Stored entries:
'''

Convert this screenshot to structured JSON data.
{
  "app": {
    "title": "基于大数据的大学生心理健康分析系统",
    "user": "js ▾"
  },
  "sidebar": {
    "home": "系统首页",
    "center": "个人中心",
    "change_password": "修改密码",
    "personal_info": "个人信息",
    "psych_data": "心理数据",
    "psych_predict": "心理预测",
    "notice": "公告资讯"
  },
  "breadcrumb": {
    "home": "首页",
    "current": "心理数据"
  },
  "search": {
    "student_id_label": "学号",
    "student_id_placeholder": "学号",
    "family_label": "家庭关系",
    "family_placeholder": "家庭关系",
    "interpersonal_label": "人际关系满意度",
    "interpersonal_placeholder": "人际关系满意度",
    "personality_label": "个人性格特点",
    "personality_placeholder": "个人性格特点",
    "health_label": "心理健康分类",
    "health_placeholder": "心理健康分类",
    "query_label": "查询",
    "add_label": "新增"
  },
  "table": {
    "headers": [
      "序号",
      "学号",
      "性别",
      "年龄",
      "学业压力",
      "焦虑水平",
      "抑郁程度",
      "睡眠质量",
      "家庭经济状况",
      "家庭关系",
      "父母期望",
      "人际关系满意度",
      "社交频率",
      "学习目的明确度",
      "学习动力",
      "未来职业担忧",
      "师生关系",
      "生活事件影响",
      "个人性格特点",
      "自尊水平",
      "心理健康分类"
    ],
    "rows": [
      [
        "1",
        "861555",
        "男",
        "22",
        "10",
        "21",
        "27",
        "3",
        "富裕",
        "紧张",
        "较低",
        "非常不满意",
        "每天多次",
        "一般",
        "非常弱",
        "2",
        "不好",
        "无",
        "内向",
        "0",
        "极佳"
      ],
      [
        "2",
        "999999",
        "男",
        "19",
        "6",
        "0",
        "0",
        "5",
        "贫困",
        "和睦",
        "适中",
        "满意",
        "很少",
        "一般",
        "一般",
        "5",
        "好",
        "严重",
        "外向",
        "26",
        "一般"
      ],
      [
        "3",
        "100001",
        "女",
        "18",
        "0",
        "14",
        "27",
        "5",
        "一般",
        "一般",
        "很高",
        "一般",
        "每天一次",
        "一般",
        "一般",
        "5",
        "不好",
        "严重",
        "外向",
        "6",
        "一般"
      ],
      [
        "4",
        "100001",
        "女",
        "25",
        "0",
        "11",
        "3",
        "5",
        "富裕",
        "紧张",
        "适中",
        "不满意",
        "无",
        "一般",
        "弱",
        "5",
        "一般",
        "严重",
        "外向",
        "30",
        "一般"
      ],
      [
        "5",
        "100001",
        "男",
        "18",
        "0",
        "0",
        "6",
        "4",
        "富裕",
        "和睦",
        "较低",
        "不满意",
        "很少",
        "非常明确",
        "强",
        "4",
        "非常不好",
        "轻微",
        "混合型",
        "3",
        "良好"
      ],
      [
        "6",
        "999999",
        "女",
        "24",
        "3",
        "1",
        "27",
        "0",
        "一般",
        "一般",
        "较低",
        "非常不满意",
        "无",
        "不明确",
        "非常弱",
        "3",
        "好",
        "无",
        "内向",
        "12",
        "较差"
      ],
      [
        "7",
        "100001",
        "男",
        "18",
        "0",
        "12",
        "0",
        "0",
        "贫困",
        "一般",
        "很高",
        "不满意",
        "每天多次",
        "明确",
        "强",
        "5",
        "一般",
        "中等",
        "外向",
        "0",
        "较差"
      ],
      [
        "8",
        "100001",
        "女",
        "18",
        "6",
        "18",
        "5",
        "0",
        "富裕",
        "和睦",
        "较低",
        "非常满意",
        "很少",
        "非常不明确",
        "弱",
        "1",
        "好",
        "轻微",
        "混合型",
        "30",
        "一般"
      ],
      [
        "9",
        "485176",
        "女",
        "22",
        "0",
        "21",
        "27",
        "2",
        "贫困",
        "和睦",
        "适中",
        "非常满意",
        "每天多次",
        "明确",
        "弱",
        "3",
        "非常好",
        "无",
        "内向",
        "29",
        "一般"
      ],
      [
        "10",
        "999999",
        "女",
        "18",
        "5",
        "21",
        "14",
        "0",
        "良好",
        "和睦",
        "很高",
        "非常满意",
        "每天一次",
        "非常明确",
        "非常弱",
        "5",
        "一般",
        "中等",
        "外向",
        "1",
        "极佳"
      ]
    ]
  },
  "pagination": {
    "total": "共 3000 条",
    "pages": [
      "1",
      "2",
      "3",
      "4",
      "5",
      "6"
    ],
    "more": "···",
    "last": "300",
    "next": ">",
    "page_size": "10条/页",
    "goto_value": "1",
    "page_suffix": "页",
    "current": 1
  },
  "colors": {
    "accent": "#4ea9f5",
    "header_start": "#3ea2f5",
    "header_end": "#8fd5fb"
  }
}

'''

▸ **What you are asked to do**
Reproduce the material above without altering a single character.

▸ **Written solution**
Convert this screenshot to structured JSON data.
{
  "app": {
    "title": "基于大数据的大学生心理健康分析系统",
    "user": "js ▾"
  },
  "sidebar": {
    "home": "系统首页",
    "center": "个人中心",
    "change_password": "修改密码",
    "personal_info": "个人信息",
    "psych_data": "心理数据",
    "psych_predict": "心理预测",
    "notice": "公告资讯"
  },
  "breadcrumb": {
    "home": "首页",
    "current": "心理数据"
  },
  "search": {
    "student_id_label": "学号",
    "student_id_placeholder": "学号",
    "family_label": "家庭关系",
    "family_placeholder": "家庭关系",
    "interpersonal_label": "人际关系满意度",
    "interpersonal_placeholder": "人际关系满意度",
    "personality_label": "个人性格特点",
    "personality_placeholder": "个人性格特点",
    "health_label": "心理健康分类",
    "health_placeholder": "心理健康分类",
    "query_label": "查询",
    "add_label": "新增"
  },
  "table": {
    "headers": [
      "序号",
      "学号",
      "性别",
      "年龄",
      "学业压力",
      "焦虑水平",
      "抑郁程度",
      "睡眠质量",
      "家庭经济状况",
      "家庭关系",
      "父母期望",
      "人际关系满意度",
      "社交频率",
      "学习目的明确度",
      "学习动力",
      "未来职业担忧",
      "师生关系",
      "生活事件影响",
      "个人性格特点",
      "自尊水平",
      "心理健康分类"
    ],
    "rows": [
      [
        "1",
        "861555",
        "男",
        "22",
        "10",
        "21",
        "27",
        "3",
        "富裕",
        "紧张",
        "较低",
        "非常不满意",
        "每天多次",
        "一般",
        "非常弱",
        "2",
        "不好",
        "无",
        "内向",
        "0",
        "极佳"
      ],
      [
        "2",
        "999999",
        "男",
        "19",
        "6",
        "0",
        "0",
        "5",
        "贫困",
        "和睦",
        "适中",
        "满意",
        "很少",
        "一般",
        "一般",
        "5",
        "好",
        "严重",
        "外向",
        "26",
        "一般"
      ],
      [
        "3",
        "100001",
        "女",
        "18",
        "0",
        "14",
        "27",
        "5",
        "一般",
        "一般",
        "很高",
        "一般",
        "每天一次",
        "一般",
        "一般",
        "5",
        "不好",
        "严重",
        "外向",
        "6",
        "一般"
      ],
      [
        "4",
        "100001",
        "女",
        "25",
        "0",
        "11",
        "3",
        "5",
        "富裕",
        "紧张",
        "适中",
        "不满意",
        "无",
        "一般",
        "弱",
        "5",
        "一般",
        "严重",
        "外向",
        "30",
        "一般"
      ],
      [
        "5",
        "100001",
        "男",
        "18",
        "0",
        "0",
        "6",
        "4",
        "富裕",
        "和睦",
        "较低",
        "不满意",
        "很少",
        "非常明确",
        "强",
        "4",
        "非常不好",
        "轻微",
        "混合型",
        "3",
        "良好"
      ],
      [
        "6",
        "999999",
        "女",
        "24",
        "3",
        "1",
        "27",
        "0",
        "一般",
        "一般",
        "较低",
        "非常不满意",
        "无",
        "不明确",
        "非常弱",
        "3",
        "好",
        "无",
        "内向",
        "12",
        "较差"
      ],
      [
        "7",
        "100001",
        "男",
        "18",
        "0",
        "12",
        "0",
        "0",
        "贫困",
        "一般",
        "很高",
        "不满意",
        "每天多次",
        "明确",
        "强",
        "5",
        "一般",
        "中等",
        "外向",
        "0",
        "较差"
      ],
      [
        "8",
        "100001",
        "女",
        "18",
        "6",
        "18",
        "5",
        "0",
        "富裕",
        "和睦",
        "较低",
        "非常满意",
        "很少",
        "非常不明确",
        "弱",
        "1",
        "好",
        "轻微",
        "混合型",
        "30",
        "一般"
      ],
      [
        "9",
        "485176",
        "女",
        "22",
        "0",
        "21",
        "27",
        "2",
        "贫困",
        "和睦",
        "适中",
        "非常满意",
        "每天多次",
        "明确",
        "弱",
        "3",
        "非常好",
        "无",
        "内向",
        "29",
        "一般"
      ],
      [
        "10",
        "999999",
        "女",
        "18",
        "5",
        "21",
        "14",
        "0",
        "良好",
        "和睦",
        "很高",
        "非常满意",
        "每天一次",
        "非常明确",
        "非常弱",
        "5",
        "一般",
        "中等",
        "外向",
        "1",
        "极佳"
      ]
    ]
  },
  "pagination": {
    "total": "共 3000 条",
    "pages": [
      "1",
      "2",
      "3",
      "4",
      "5",
      "6"
    ],
    "more": "···",
    "last": "300",
    "next": ">",
    "page_size": "10条/页",
    "goto_value": "1",
    "page_suffix": "页",
    "current": 1
  },
  "colors": {
    "accent": "#4ea9f5",
    "header_start": "#3ea2f5",
    "header_end": "#8fd5fb"
  }
}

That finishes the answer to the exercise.